Task requirements =>
Entries follow. Set all of them down as they stand.

Source material =>
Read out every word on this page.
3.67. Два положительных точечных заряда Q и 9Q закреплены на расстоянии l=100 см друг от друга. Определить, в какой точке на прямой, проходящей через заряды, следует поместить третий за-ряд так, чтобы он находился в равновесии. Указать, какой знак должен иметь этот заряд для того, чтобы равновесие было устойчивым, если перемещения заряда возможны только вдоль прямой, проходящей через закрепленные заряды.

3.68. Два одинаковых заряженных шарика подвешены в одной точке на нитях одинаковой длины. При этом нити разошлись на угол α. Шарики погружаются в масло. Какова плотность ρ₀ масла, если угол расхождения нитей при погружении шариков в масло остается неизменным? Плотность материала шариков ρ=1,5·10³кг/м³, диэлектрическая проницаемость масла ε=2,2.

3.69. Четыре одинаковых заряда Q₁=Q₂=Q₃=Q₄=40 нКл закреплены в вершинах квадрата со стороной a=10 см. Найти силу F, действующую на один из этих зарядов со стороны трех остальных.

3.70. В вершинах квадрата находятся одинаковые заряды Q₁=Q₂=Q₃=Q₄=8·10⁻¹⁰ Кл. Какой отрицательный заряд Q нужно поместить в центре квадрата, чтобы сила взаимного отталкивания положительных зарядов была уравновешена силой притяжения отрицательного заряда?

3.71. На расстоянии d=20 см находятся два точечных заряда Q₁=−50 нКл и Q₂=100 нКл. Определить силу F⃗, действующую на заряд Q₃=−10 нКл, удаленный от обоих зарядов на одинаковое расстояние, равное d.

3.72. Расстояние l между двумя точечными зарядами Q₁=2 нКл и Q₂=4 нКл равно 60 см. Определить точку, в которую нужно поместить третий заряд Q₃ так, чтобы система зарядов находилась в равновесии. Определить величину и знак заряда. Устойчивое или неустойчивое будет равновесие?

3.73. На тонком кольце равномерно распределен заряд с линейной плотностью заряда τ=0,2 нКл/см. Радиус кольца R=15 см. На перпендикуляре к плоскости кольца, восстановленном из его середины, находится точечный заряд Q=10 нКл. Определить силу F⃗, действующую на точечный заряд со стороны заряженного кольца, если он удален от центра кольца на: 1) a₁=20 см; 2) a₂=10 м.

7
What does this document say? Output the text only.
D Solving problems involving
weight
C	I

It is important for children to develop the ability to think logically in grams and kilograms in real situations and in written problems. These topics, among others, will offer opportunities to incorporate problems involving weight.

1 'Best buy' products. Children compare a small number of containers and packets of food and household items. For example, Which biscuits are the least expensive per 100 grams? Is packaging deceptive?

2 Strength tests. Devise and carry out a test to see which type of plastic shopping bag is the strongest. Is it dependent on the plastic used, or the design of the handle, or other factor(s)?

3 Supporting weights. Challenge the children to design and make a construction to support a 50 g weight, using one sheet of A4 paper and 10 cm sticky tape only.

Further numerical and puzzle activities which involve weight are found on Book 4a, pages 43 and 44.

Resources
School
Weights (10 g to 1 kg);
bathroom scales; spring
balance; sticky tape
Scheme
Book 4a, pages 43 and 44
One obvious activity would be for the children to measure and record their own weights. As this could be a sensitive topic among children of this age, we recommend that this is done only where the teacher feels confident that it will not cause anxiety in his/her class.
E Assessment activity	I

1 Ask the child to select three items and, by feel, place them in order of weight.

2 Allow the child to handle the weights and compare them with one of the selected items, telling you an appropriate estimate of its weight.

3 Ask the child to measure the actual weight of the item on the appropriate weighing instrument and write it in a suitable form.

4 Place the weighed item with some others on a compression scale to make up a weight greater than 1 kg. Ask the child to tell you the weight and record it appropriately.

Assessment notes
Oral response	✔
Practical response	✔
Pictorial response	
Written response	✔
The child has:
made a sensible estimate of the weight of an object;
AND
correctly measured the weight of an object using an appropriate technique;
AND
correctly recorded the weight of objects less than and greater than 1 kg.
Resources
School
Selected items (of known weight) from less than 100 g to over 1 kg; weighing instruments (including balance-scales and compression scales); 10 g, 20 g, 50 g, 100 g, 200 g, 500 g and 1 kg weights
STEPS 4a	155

Answer =>
Read out every word on this page.
3.67. Два положительных точечных заряда Q и 9Q закреплены на расстоянии l=100 см друг от друга. Определить, в какой точке на прямой, проходящей через заряды, следует поместить третий за-ряд так, чтобы он находился в равновесии. Указать, какой знак должен иметь этот заряд для того, чтобы равновесие было устойчивым, если перемещения заряда возможны только вдоль прямой, проходящей через закрепленные заряды.

3.68. Два одинаковых заряженных шарика подвешены в одной точке на нитях одинаковой длины. При этом нити разошлись на угол α. Шарики погружаются в масло. Какова плотность ρ₀ масла, если угол расхождения нитей при погружении шариков в масло остается неизменным? Плотность материала шариков ρ=1,5·10³кг/м³, диэлектрическая проницаемость масла ε=2,2.

3.69. Четыре одинаковых заряда Q₁=Q₂=Q₃=Q₄=40 нКл закреплены в вершинах квадрата со стороной a=10 см. Найти силу F, действующую на один из этих зарядов со стороны трех остальных.

3.70. В вершинах квадрата находятся одинаковые заряды Q₁=Q₂=Q₃=Q₄=8·10⁻¹⁰ Кл. Какой отрицательный заряд Q нужно поместить в центре квадрата, чтобы сила взаимного отталкивания положительных зарядов была уравновешена силой притяжения отрицательного заряда?

3.71. На расстоянии d=20 см находятся два точечных заряда Q₁=−50 нКл и Q₂=100 нКл. Определить силу F⃗, действующую на заряд Q₃=−10 нКл, удаленный от обоих зарядов на одинаковое расстояние, равное d.

3.72. Расстояние l между двумя точечными зарядами Q₁=2 нКл и Q₂=4 нКл равно 60 см. Определить точку, в которую нужно поместить третий заряд Q₃ так, чтобы система зарядов находилась в равновесии. Определить величину и знак заряда. Устойчивое или неустойчивое будет равновесие?

3.73. На тонком кольце равномерно распределен заряд с линейной плотностью заряда τ=0,2 нКл/см. Радиус кольца R=15 см. На перпендикуляре к плоскости кольца, восстановленном из его середины, находится точечный заряд Q=10 нКл. Определить силу F⃗, действующую на точечный заряд со стороны заряженного кольца, если он удален от центра кольца на: 1) a₁=20 см; 2) a₂=10 м.

7
What does this document say? Output the text only.
D Solving problems involving
weight
C	I

It is important for children to develop the ability to think logically in grams and kilograms in real situations and in written problems. These topics, among others, will offer opportunities to incorporate problems involving weight.

1 'Best buy' products. Children compare a small number of containers and packets of food and household items. For example, Which biscuits are the least expensive per 100 grams? Is packaging deceptive?

2 Strength tests. Devise and carry out a test to see which type of plastic shopping bag is the strongest. Is it dependent on the plastic used, or the design of the handle, or other factor(s)?

3 Supporting weights. Challenge the children to design and make a construction to support a 50 g weight, using one sheet of A4 paper and 10 cm sticky tape only.

Further numerical and puzzle activities which involve weight are found on Book 4a, pages 43 and 44.

Resources
School
Weights (10 g to 1 kg);
bathroom scales; spring
balance; sticky tape
Scheme
Book 4a, pages 43 and 44
One obvious activity would be for the children to measure and record their own weights. As this could be a sensitive topic among children of this age, we recommend that this is done only where the teacher feels confident that it will not cause anxiety in his/her class.
E Assessment activity	I

1 Ask the child to select three items and, by feel, place them in order of weight.

2 Allow the child to handle the weights and compare them with one of the selected items, telling you an appropriate estimate of its weight.

3 Ask the child to measure the actual weight of the item on the appropriate weighing instrument and write it in a suitable form.

4 Place the weighed item with some others on a compression scale to make up a weight greater than 1 kg. Ask the child to tell you the weight and record it appropriately.

Assessment notes
Oral response	✔
Practical response	✔
Pictorial response	
Written response	✔
The child has:
made a sensible estimate of the weight of an object;
AND
correctly measured the weight of an object using an appropriate technique;
AND
correctly recorded the weight of objects less than and greater than 1 kg.
Resources
School
Selected items (of known weight) from less than 100 g to over 1 kg; weighing instruments (including balance-scales and compression scales); 10 g, 20 g, 50 g, 100 g, 200 g, 500 g and 1 kg weights
STEPS 4a	155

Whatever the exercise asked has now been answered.